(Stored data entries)

>> start

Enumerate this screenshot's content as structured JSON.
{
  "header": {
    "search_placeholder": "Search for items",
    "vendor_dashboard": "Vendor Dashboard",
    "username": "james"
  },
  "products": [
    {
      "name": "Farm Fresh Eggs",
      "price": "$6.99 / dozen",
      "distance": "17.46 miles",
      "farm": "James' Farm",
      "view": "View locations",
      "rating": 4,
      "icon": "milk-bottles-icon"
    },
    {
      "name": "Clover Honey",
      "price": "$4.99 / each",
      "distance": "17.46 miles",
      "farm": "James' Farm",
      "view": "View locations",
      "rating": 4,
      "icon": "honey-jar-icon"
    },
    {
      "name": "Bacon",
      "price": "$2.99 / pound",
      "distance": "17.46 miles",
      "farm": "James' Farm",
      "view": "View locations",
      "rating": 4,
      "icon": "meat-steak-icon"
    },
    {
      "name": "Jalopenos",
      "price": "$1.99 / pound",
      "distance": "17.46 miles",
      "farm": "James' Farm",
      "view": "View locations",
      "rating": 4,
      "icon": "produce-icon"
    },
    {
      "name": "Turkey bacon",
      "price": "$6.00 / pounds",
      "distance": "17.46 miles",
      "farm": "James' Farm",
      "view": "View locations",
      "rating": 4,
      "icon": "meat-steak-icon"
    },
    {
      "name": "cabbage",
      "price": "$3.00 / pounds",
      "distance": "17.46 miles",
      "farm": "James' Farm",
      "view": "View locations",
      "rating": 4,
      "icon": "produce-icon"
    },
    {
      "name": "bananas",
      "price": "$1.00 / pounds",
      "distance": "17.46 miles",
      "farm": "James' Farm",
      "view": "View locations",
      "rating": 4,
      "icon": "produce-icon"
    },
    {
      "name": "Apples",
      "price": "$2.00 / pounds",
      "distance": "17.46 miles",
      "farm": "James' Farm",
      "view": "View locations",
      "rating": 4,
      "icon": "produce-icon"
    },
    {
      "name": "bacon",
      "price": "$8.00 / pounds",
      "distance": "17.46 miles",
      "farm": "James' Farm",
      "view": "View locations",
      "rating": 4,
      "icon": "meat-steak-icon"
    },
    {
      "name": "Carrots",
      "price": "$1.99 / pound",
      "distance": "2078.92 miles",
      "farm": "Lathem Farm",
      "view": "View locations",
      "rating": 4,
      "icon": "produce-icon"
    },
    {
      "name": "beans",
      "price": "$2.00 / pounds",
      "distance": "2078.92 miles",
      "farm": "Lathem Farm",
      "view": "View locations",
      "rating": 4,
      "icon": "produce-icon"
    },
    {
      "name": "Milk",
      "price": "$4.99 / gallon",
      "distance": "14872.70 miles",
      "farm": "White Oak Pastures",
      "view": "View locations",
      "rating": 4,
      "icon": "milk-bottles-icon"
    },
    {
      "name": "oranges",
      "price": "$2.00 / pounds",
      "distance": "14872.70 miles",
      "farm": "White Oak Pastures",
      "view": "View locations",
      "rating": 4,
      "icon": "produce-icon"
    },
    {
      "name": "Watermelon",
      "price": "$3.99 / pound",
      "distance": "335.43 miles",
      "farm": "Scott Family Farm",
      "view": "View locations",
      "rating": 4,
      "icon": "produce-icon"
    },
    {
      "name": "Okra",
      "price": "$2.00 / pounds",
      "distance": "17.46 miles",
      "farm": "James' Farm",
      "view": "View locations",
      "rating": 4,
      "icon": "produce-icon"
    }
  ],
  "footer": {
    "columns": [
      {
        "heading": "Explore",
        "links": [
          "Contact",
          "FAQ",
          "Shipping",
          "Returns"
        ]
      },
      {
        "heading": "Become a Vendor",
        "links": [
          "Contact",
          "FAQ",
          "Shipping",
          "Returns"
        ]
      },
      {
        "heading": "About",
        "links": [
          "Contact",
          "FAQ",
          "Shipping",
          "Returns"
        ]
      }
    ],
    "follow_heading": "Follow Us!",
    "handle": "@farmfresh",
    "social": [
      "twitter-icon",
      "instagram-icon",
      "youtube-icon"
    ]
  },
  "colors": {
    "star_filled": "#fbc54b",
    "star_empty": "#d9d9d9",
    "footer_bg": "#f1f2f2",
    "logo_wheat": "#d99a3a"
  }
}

>> end

**INSTRUCTIONS TO FOLLOW**
Send back every record, precisely as written.

**ANSWER IN FULL**
Enumerate this screenshot's content as structured JSON.
{
  "header": {
    "search_placeholder": "Search for items",
    "vendor_dashboard": "Vendor Dashboard",
    "username": "james"
  },
  "products": [
    {
      "name": "Farm Fresh Eggs",
      "price": "$6.99 / dozen",
      "distance": "17.46 miles",
      "farm": "James' Farm",
      "view": "View locations",
      "rating": 4,
      "icon": "milk-bottles-icon"
    },
    {
      "name": "Clover Honey",
      "price": "$4.99 / each",
      "distance": "17.46 miles",
      "farm": "James' Farm",
      "view": "View locations",
      "rating": 4,
      "icon": "honey-jar-icon"
    },
    {
      "name": "Bacon",
      "price": "$2.99 / pound",
      "distance": "17.46 miles",
      "farm": "James' Farm",
      "view": "View locations",
      "rating": 4,
      "icon": "meat-steak-icon"
    },
    {
      "name": "Jalopenos",
      "price": "$1.99 / pound",
      "distance": "17.46 miles",
      "farm": "James' Farm",
      "view": "View locations",
      "rating": 4,
      "icon": "produce-icon"
    },
    {
      "name": "Turkey bacon",
      "price": "$6.00 / pounds",
      "distance": "17.46 miles",
      "farm": "James' Farm",
      "view": "View locations",
      "rating": 4,
      "icon": "meat-steak-icon"
    },
    {
      "name": "cabbage",
      "price": "$3.00 / pounds",
      "distance": "17.46 miles",
      "farm": "James' Farm",
      "view": "View locations",
      "rating": 4,
      "icon": "produce-icon"
    },
    {
      "name": "bananas",
      "price": "$1.00 / pounds",
      "distance": "17.46 miles",
      "farm": "James' Farm",
      "view": "View locations",
      "rating": 4,
      "icon": "produce-icon"
    },
    {
      "name": "Apples",
      "price": "$2.00 / pounds",
      "distance": "17.46 miles",
      "farm": "James' Farm",
      "view": "View locations",
      "rating": 4,
      "icon": "produce-icon"
    },
    {
      "name": "bacon",
      "price": "$8.00 / pounds",
      "distance": "17.46 miles",
      "farm": "James' Farm",
      "view": "View locations",
      "rating": 4,
      "icon": "meat-steak-icon"
    },
    {
      "name": "Carrots",
      "price": "$1.99 / pound",
      "distance": "2078.92 miles",
      "farm": "Lathem Farm",
      "view": "View locations",
      "rating": 4,
      "icon": "produce-icon"
    },
    {
      "name": "beans",
      "price": "$2.00 / pounds",
      "distance": "2078.92 miles",
      "farm": "Lathem Farm",
      "view": "View locations",
      "rating": 4,
      "icon": "produce-icon"
    },
    {
      "name": "Milk",
      "price": "$4.99 / gallon",
      "distance": "14872.70 miles",
      "farm": "White Oak Pastures",
      "view": "View locations",
      "rating": 4,
      "icon": "milk-bottles-icon"
    },
    {
      "name": "oranges",
      "price": "$2.00 / pounds",
      "distance": "14872.70 miles",
      "farm": "White Oak Pastures",
      "view": "View locations",
      "rating": 4,
      "icon": "produce-icon"
    },
    {
      "name": "Watermelon",
      "price": "$3.99 / pound",
      "distance": "335.43 miles",
      "farm": "Scott Family Farm",
      "view": "View locations",
      "rating": 4,
      "icon": "produce-icon"
    },
    {
      "name": "Okra",
      "price": "$2.00 / pounds",
      "distance": "17.46 miles",
      "farm": "James' Farm",
      "view": "View locations",
      "rating": 4,
      "icon": "produce-icon"
    }
  ],
  "footer": {
    "columns": [
      {
        "heading": "Explore",
        "links": [
          "Contact",
          "FAQ",
          "Shipping",
          "Returns"
        ]
      },
      {
        "heading": "Become a Vendor",
        "links": [
          "Contact",
          "FAQ",
          "Shipping",
          "Returns"
        ]
      },
      {
        "heading": "About",
        "links": [
          "Contact",
          "FAQ",
          "Shipping",
          "Returns"
        ]
      }
    ],
    "follow_heading": "Follow Us!",
    "handle": "@farmfresh",
    "social": [
      "twitter-icon",
      "instagram-icon",
      "youtube-icon"
    ]
  },
  "colors": {
    "star_filled": "#fbc54b",
    "star_empty": "#d9d9d9",
    "footer_bg": "#f1f2f2",
    "logo_wheat": "#d99a3a"
  }
}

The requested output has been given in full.